Collected data:
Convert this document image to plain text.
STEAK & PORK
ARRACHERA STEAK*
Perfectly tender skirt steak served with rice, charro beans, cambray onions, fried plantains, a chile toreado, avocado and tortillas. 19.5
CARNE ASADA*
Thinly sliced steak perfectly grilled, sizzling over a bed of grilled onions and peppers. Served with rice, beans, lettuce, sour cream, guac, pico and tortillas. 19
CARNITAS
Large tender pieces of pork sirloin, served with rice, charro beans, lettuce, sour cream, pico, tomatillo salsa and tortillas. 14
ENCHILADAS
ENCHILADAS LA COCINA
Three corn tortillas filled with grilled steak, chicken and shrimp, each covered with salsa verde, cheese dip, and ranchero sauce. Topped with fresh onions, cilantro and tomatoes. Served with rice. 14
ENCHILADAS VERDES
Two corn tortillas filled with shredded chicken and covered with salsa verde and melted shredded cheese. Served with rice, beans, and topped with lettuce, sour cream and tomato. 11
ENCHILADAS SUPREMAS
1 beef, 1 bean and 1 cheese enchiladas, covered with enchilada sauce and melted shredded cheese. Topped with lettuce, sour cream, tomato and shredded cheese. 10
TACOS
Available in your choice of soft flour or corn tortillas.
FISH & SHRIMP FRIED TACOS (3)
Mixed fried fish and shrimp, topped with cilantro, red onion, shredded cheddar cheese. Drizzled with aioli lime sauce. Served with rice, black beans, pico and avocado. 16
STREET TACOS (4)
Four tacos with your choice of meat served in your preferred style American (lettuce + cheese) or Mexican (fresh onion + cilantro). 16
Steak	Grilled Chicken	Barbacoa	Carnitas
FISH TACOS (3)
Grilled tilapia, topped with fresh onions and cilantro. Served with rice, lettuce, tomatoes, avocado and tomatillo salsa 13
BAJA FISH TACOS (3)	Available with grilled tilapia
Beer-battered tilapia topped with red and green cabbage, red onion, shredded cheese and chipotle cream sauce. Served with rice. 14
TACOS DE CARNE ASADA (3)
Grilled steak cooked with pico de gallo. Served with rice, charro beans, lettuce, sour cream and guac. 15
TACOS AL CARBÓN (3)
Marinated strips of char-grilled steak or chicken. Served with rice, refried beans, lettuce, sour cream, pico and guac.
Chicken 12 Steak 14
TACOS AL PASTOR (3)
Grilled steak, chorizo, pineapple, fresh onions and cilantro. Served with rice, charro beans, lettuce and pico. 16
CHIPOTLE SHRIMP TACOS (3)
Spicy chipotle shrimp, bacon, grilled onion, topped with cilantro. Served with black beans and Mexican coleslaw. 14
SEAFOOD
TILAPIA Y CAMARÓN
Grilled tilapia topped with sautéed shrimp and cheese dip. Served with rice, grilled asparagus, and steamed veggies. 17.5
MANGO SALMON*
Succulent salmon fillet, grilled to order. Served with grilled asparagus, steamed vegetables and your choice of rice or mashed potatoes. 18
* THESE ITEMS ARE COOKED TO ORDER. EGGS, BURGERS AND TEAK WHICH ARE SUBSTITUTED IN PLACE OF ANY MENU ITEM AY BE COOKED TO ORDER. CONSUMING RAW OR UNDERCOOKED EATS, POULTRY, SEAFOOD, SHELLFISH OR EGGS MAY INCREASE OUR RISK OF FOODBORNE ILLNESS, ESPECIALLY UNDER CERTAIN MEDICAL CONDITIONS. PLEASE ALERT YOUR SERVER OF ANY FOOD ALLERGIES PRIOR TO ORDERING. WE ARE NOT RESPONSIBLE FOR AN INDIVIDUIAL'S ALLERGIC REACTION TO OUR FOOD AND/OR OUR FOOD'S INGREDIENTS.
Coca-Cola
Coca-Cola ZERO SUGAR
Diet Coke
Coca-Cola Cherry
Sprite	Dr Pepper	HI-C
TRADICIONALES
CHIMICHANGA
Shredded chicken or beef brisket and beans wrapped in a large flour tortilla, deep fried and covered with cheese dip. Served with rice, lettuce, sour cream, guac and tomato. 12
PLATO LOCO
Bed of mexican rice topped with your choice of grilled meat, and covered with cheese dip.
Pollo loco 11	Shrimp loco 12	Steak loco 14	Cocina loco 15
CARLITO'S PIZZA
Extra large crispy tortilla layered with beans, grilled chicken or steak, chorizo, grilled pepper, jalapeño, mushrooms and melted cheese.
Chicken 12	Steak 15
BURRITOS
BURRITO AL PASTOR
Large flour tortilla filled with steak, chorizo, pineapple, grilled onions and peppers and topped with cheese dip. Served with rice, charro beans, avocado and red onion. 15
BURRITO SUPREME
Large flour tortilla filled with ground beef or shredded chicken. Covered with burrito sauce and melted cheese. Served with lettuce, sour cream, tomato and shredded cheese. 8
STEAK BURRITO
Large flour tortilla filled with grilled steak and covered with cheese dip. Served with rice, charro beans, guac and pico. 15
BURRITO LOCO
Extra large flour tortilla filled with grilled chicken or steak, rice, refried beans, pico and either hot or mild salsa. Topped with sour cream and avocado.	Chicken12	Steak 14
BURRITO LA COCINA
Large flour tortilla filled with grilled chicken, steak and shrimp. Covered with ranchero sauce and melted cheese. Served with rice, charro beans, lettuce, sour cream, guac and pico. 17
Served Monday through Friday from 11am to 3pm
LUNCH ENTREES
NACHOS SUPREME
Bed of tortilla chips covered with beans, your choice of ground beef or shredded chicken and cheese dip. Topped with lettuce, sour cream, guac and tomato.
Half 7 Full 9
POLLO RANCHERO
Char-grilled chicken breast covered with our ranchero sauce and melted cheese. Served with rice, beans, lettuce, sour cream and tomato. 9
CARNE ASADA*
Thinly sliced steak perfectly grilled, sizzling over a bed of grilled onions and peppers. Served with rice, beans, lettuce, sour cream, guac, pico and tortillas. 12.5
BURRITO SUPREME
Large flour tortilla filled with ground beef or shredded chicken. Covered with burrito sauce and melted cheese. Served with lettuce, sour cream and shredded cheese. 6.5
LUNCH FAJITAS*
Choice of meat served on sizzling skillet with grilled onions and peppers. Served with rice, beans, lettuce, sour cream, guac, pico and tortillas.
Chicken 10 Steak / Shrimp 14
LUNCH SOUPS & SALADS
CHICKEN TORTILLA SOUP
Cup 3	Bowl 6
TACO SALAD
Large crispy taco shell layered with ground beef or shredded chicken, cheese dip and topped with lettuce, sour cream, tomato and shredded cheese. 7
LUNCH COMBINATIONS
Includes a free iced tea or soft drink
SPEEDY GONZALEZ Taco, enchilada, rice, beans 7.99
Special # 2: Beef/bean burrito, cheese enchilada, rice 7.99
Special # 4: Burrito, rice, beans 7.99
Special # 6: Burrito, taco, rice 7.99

_DIRECTIONS FOR THIS TASK_
Select and copy every line of the listing with the word "layered".

_ANSWER TO THIS PROBLEM_
Extra large crispy tortilla layered with beans, grilled chicken or steak, chorizo, grilled pepper, jalapeño, mushrooms and melted cheese.
Large crispy taco shell layered with ground beef or shredded chicken, cheese dip and topped with lettuce, sour cream, tomato and shredded cheese. 7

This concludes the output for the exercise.